Written exercise: Find each line containing the string "以前的定义是" and return it.

Given records:
↓↓↓
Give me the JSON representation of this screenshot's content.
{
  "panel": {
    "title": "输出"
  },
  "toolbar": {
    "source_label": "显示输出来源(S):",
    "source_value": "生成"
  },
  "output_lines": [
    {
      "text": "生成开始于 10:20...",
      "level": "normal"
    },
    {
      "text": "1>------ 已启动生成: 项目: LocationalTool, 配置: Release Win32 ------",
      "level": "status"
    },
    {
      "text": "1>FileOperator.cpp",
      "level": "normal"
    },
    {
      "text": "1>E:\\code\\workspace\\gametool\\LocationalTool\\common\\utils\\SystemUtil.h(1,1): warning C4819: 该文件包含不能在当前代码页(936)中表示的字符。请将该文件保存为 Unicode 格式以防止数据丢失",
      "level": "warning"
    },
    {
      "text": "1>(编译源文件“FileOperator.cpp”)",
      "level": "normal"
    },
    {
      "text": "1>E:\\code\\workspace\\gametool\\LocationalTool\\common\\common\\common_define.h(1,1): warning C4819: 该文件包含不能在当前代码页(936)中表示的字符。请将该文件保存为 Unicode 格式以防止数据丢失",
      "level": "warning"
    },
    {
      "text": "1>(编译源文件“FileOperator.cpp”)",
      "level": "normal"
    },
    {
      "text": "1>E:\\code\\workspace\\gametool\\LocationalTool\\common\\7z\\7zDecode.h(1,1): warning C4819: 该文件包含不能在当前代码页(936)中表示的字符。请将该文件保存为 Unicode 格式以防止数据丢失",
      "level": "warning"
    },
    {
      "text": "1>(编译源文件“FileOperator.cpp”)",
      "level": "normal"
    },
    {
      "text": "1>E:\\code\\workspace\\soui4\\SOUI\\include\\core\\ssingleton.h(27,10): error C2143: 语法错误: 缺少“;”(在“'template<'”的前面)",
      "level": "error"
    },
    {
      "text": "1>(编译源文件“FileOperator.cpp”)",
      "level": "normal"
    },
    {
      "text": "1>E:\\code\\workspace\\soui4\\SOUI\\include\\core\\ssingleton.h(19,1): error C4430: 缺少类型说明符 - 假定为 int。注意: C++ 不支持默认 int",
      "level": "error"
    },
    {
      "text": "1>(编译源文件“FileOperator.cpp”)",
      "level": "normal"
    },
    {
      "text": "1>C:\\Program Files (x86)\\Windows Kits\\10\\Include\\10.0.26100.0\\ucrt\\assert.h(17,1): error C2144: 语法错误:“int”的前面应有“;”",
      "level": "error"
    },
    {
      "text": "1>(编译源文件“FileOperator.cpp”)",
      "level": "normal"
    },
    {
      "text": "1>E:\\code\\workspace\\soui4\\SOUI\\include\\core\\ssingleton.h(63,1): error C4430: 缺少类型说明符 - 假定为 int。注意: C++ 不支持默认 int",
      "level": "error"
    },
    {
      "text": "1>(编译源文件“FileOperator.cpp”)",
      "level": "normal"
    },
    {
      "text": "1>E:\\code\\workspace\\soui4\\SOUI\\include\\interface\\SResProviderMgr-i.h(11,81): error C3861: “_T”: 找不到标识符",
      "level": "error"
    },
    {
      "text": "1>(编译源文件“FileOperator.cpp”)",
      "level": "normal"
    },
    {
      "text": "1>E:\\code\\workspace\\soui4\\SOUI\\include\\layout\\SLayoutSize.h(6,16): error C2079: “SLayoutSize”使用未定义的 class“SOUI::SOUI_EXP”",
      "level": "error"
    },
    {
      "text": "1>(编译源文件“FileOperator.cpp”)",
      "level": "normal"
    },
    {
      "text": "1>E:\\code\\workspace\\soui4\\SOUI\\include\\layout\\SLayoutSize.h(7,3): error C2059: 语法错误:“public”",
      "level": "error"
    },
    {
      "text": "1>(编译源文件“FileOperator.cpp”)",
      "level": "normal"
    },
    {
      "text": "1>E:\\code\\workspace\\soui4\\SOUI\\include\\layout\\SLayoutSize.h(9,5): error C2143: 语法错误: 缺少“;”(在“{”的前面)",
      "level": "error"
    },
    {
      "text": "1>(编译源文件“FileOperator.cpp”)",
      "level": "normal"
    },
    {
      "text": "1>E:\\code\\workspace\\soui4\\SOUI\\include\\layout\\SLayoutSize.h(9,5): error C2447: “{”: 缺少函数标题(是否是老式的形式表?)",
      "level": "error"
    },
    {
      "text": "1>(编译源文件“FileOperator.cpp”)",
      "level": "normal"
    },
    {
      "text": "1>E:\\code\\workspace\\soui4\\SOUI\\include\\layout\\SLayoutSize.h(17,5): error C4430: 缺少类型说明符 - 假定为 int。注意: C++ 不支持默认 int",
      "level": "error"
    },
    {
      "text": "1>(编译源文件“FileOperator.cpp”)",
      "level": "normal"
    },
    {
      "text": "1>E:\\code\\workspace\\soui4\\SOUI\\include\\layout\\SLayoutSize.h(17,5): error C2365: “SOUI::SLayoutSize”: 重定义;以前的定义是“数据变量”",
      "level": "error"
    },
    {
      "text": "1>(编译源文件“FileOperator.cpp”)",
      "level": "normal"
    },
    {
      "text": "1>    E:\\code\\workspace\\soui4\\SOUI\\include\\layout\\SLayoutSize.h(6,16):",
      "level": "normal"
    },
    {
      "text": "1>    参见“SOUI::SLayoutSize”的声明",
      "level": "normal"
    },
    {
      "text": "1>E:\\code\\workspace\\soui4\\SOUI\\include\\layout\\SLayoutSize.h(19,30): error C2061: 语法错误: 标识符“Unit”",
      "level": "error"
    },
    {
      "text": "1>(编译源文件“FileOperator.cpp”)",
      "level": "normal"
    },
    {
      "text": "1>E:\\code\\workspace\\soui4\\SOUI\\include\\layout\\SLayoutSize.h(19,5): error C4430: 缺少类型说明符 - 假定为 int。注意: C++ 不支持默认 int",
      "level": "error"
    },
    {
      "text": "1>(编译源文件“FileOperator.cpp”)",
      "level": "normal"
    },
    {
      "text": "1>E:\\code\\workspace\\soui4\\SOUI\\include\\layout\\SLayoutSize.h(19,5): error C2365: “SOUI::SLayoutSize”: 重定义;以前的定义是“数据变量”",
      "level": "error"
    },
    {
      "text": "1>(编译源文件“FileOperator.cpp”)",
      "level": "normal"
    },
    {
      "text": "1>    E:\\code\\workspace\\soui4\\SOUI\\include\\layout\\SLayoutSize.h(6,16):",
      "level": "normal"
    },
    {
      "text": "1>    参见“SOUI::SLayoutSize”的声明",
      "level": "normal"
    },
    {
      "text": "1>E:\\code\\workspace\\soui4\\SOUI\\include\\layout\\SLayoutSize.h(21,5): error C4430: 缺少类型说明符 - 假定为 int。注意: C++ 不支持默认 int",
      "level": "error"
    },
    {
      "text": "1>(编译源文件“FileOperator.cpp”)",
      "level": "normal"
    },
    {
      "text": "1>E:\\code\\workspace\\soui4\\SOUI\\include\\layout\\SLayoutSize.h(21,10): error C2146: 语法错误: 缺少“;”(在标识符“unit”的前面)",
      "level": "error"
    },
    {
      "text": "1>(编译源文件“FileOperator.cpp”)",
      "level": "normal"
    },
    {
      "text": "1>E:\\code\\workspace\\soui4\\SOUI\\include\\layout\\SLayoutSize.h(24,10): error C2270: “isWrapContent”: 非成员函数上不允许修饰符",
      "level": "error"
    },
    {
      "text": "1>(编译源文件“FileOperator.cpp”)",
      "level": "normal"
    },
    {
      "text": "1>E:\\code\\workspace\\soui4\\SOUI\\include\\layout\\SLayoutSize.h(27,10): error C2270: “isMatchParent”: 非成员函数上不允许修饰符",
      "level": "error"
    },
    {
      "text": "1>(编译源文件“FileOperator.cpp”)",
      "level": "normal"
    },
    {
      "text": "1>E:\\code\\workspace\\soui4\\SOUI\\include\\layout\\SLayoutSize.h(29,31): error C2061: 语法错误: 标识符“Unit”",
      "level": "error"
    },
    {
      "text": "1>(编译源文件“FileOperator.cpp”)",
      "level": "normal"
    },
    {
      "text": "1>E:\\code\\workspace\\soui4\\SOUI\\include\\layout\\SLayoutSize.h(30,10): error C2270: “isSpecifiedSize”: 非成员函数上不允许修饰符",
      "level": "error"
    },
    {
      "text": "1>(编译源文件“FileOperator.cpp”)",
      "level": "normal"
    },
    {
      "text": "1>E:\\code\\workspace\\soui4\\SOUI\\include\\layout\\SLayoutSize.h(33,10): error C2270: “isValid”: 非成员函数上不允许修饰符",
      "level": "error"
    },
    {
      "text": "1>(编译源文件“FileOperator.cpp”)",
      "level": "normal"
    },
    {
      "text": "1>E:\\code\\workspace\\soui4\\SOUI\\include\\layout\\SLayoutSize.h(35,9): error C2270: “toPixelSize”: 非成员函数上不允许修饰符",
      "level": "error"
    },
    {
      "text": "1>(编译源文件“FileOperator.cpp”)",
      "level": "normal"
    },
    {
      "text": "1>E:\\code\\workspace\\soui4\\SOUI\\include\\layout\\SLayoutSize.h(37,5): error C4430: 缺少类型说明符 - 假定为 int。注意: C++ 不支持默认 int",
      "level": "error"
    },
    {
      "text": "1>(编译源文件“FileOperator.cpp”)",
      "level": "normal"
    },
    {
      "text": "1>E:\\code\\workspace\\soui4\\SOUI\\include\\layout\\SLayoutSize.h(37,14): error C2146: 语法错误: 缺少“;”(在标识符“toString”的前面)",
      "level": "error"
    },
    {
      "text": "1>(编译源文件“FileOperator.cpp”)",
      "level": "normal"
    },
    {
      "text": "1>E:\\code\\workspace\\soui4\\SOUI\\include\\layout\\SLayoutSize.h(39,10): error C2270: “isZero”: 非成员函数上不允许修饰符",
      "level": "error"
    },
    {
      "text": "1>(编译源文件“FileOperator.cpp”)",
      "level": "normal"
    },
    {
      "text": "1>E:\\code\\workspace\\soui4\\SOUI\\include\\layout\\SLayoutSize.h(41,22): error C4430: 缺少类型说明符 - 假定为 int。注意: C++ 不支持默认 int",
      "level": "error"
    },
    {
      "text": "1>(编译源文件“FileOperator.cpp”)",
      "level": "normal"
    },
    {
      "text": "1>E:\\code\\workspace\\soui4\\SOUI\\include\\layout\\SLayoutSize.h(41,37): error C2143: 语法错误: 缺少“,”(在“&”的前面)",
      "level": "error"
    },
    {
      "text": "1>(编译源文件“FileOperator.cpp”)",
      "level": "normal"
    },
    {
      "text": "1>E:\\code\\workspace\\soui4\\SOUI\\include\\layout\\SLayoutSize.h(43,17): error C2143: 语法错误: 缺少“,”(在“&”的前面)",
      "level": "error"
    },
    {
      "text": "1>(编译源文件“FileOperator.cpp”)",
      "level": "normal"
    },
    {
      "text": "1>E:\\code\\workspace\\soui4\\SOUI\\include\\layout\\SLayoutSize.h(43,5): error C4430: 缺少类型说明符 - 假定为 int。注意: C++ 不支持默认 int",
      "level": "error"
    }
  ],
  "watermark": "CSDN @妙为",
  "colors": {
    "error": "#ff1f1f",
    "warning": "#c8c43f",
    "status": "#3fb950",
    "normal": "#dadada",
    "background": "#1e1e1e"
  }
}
↑↑↑
Finished answer:
      "text": "1>E:\\code\\workspace\\soui4\\SOUI\\include\\layout\\SLayoutSize.h(17,5): error C2365: “SOUI::SLayoutSize”: 重定义;以前的定义是“数据变量”",
      "text": "1>E:\\code\\workspace\\soui4\\SOUI\\include\\layout\\SLayoutSize.h(19,5): error C2365: “SOUI::SLayoutSize”: 重定义;以前的定义是“数据变量”",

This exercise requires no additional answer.